## WHAT THE TASK ASKS
Lay out each line of the data below as a JSON list of strings, with one string per line and no blank lines.

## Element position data

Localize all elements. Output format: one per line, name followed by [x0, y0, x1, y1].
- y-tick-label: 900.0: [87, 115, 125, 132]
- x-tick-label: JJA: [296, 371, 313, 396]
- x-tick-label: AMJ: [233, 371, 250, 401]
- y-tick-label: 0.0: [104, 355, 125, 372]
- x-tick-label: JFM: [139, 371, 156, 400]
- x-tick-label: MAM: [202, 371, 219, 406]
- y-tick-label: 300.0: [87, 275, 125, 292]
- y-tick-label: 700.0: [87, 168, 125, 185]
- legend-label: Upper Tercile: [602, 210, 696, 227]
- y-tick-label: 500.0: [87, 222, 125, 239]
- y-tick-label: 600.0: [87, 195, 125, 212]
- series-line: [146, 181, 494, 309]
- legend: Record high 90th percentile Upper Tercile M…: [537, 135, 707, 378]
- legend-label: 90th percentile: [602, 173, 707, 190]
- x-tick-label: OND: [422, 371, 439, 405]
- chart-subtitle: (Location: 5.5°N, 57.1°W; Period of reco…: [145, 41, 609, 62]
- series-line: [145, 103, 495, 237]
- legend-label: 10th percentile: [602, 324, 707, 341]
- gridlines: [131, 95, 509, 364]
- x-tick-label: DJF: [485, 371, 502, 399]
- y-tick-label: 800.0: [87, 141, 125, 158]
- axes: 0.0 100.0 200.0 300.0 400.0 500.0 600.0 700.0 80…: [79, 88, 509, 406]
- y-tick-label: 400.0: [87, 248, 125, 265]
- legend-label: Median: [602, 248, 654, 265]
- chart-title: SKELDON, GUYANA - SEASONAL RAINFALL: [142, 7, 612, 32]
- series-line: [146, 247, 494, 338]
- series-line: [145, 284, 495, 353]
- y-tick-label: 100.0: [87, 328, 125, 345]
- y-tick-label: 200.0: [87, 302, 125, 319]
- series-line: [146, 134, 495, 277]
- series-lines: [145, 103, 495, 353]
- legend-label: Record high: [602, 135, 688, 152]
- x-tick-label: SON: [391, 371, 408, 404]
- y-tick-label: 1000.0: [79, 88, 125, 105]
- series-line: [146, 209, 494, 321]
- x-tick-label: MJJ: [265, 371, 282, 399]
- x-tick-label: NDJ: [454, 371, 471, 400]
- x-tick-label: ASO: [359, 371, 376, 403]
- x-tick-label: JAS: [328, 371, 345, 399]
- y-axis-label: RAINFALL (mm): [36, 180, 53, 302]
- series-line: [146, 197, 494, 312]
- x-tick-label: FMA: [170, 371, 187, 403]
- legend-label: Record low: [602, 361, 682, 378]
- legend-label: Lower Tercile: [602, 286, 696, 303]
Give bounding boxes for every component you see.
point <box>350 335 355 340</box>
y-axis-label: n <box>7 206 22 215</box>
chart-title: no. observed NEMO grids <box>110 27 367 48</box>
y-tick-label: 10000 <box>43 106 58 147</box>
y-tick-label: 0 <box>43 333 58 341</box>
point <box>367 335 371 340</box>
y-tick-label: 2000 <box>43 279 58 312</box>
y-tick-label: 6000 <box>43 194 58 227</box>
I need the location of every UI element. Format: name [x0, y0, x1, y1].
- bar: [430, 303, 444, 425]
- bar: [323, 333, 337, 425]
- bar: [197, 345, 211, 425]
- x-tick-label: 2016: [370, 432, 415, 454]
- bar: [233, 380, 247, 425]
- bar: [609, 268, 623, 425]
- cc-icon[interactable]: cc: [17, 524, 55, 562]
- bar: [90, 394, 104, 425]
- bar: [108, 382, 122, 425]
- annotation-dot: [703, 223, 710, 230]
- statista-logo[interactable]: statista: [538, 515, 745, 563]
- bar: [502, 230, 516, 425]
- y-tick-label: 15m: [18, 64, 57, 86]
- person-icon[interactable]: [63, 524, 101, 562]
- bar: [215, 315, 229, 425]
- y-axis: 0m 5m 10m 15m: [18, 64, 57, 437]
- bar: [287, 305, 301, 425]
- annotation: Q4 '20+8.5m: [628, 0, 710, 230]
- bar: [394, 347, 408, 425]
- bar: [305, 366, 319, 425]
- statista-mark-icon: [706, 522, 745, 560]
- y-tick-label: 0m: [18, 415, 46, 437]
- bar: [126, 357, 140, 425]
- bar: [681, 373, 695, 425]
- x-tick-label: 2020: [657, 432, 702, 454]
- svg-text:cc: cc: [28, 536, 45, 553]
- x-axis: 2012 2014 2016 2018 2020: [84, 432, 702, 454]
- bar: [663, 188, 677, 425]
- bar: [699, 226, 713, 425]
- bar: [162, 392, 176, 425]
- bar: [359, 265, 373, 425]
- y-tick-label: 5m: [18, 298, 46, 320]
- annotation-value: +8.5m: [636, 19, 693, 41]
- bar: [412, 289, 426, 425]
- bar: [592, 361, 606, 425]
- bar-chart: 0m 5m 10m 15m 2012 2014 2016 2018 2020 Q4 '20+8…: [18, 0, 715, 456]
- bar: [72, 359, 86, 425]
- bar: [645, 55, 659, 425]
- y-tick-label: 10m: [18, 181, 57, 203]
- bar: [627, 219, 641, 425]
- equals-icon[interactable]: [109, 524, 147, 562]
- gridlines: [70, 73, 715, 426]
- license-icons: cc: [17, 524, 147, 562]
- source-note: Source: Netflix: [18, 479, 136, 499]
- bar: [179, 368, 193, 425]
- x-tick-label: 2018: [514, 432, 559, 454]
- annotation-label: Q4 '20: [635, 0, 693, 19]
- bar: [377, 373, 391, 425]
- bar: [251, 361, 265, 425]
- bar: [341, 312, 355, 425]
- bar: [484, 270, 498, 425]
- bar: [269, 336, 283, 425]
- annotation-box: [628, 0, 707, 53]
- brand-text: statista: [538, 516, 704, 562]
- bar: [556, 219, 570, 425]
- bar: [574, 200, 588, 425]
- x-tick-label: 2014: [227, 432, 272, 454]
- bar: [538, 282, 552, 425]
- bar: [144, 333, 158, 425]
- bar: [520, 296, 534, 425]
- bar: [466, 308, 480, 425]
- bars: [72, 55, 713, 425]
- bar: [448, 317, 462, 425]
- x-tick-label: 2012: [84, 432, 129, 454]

## RESULT
[
  "Localize all elements. Output format: one per line, name followed by [x0, y0, x1, y1].",
  "- y-tick-label: 900.0: [87, 115, 125, 132]",
  "- x-tick-label: JJA: [296, 371, 313, 396]",
  "- x-tick-label: AMJ: [233, 371, 250, 401]",
  "- y-tick-label: 0.0: [104, 355, 125, 372]",
  "- x-tick-label: JFM: [139, 371, 156, 400]",
  "- x-tick-label: MAM: [202, 371, 219, 406]",
  "- y-tick-label: 300.0: [87, 275, 125, 292]",
  "- y-tick-label: 700.0: [87, 168, 125, 185]",
  "- legend-label: Upper Tercile: [602, 210, 696, 227]",
  "- y-tick-label: 500.0: [87, 222, 125, 239]",
  "- y-tick-label: 600.0: [87, 195, 125, 212]",
  "- series-line: [146, 181, 494, 309]",
  "- legend: Record high 90th percentile Upper Tercile M…: [537, 135, 707, 378]",
  "- legend-label: 90th percentile: [602, 173, 707, 190]",
  "- x-tick-label: OND: [422, 371, 439, 405]",
  "- chart-subtitle: (Location: 5.5°N, 57.1°W; Period of reco…: [145, 41, 609, 62]",
  "- series-line: [145, 103, 495, 237]",
  "- legend-label: 10th percentile: [602, 324, 707, 341]",
  "- gridlines: [131, 95, 509, 364]",
  "- x-tick-label: DJF: [485, 371, 502, 399]",
  "- y-tick-label: 800.0: [87, 141, 125, 158]",
  "- axes: 0.0 100.0 200.0 300.0 400.0 500.0 600.0 700.0 80…: [79, 88, 509, 406]",
  "- y-tick-label: 400.0: [87, 248, 125, 265]",
  "- legend-label: Median: [602, 248, 654, 265]",
  "- chart-title: SKELDON, GUYANA - SEASONAL RAINFALL: [142, 7, 612, 32]",
  "- series-line: [146, 247, 494, 338]",
  "- series-line: [145, 284, 495, 353]",
  "- y-tick-label: 100.0: [87, 328, 125, 345]",
  "- y-tick-label: 200.0: [87, 302, 125, 319]",
  "- series-line: [146, 134, 495, 277]",
  "- series-lines: [145, 103, 495, 353]",
  "- legend-label: Record high: [602, 135, 688, 152]",
  "- x-tick-label: SON: [391, 371, 408, 404]",
  "- y-tick-label: 1000.0: [79, 88, 125, 105]",
  "- series-line: [146, 209, 494, 321]",
  "- x-tick-label: MJJ: [265, 371, 282, 399]",
  "- x-tick-label: NDJ: [454, 371, 471, 400]",
  "- x-tick-label: ASO: [359, 371, 376, 403]",
  "- x-tick-label: JAS: [328, 371, 345, 399]",
  "- y-axis-label: RAINFALL (mm): [36, 180, 53, 302]",
  "- series-line: [146, 197, 494, 312]",
  "- x-tick-label: FMA: [170, 371, 187, 403]",
  "- legend-label: Record low: [602, 361, 682, 378]",
  "- legend-label: Lower Tercile: [602, 286, 696, 303]",
  "Give bounding boxes for every component you see.",
  "point <box>350 335 355 340</box>",
  "y-axis-label: n <box>7 206 22 215</box>",
  "chart-title: no. observed NEMO grids <box>110 27 367 48</box>",
  "y-tick-label: 10000 <box>43 106 58 147</box>",
  "y-tick-label: 0 <box>43 333 58 341</box>",
  "point <box>367 335 371 340</box>",
  "y-tick-label: 2000 <box>43 279 58 312</box>",
  "y-tick-label: 6000 <box>43 194 58 227</box>",
  "I need the location of every UI element. Format: name [x0, y0, x1, y1].",
  "- bar: [430, 303, 444, 425]",
  "- bar: [323, 333, 337, 425]",
  "- bar: [197, 345, 211, 425]",
  "- x-tick-label: 2016: [370, 432, 415, 454]",
  "- bar: [233, 380, 247, 425]",
  "- bar: [609, 268, 623, 425]",
  "- cc-icon[interactable]: cc: [17, 524, 55, 562]",
  "- bar: [90, 394, 104, 425]",
  "- bar: [108, 382, 122, 425]",
  "- annotation-dot: [703, 223, 710, 230]",
  "- statista-logo[interactable]: statista: [538, 515, 745, 563]",
  "- bar: [502, 230, 516, 425]",
  "- y-tick-label: 15m: [18, 64, 57, 86]",
  "- person-icon[interactable]: [63, 524, 101, 562]",
  "- bar: [215, 315, 229, 425]",
  "- y-axis: 0m 5m 10m 15m: [18, 64, 57, 437]",
  "- bar: [287, 305, 301, 425]",
  "- annotation: Q4 '20+8.5m: [628, 0, 710, 230]",
  "- bar: [394, 347, 408, 425]",
  "- bar: [305, 366, 319, 425]",
  "- statista-mark-icon: [706, 522, 745, 560]",
  "- y-tick-label: 0m: [18, 415, 46, 437]",
  "- bar: [126, 357, 140, 425]",
  "- bar: [681, 373, 695, 425]",
  "- x-tick-label: 2020: [657, 432, 702, 454]",
  "- svg-text:cc: cc: [28, 536, 45, 553]",
  "- x-axis: 2012 2014 2016 2018 2020: [84, 432, 702, 454]",
  "- bar: [663, 188, 677, 425]",
  "- bar: [699, 226, 713, 425]",
  "- bar: [162, 392, 176, 425]",
  "- bar: [359, 265, 373, 425]",
  "- y-tick-label: 5m: [18, 298, 46, 320]",
  "- annotation-value: +8.5m: [636, 19, 693, 41]",
  "- bar: [412, 289, 426, 425]",
  "- bar: [592, 361, 606, 425]",
  "- bar-chart: 0m 5m 10m 15m 2012 2014 2016 2018 2020 Q4 '20+8…: [18, 0, 715, 456]",
  "- bar: [72, 359, 86, 425]",
  "- bar: [645, 55, 659, 425]",
  "- y-tick-label: 10m: [18, 181, 57, 203]",
  "- bar: [627, 219, 641, 425]",
  "- equals-icon[interactable]: [109, 524, 147, 562]",
  "- gridlines: [70, 73, 715, 426]",
  "- license-icons: cc: [17, 524, 147, 562]",
  "- source-note: Source: Netflix: [18, 479, 136, 499]",
  "- bar: [179, 368, 193, 425]",
  "- x-tick-label: 2018: [514, 432, 559, 454]",
  "- annotation-label: Q4 '20: [635, 0, 693, 19]",
  "- bar: [377, 373, 391, 425]",
  "- bar: [251, 361, 265, 425]",
  "- bar: [341, 312, 355, 425]",
  "- bar: [484, 270, 498, 425]",
  "- bar: [269, 336, 283, 425]",
  "- annotation-box: [628, 0, 707, 53]",
  "- brand-text: statista: [538, 516, 704, 562]",
  "- bar: [556, 219, 570, 425]",
  "- bar: [574, 200, 588, 425]",
  "- x-tick-label: 2014: [227, 432, 272, 454]",
  "- bar: [538, 282, 552, 425]",
  "- bar: [144, 333, 158, 425]",
  "- bar: [520, 296, 534, 425]",
  "- bar: [466, 308, 480, 425]",
  "- bars: [72, 55, 713, 425]",
  "- bar: [448, 317, 462, 425]",
  "- x-tick-label: 2012: [84, 432, 129, 454]"
]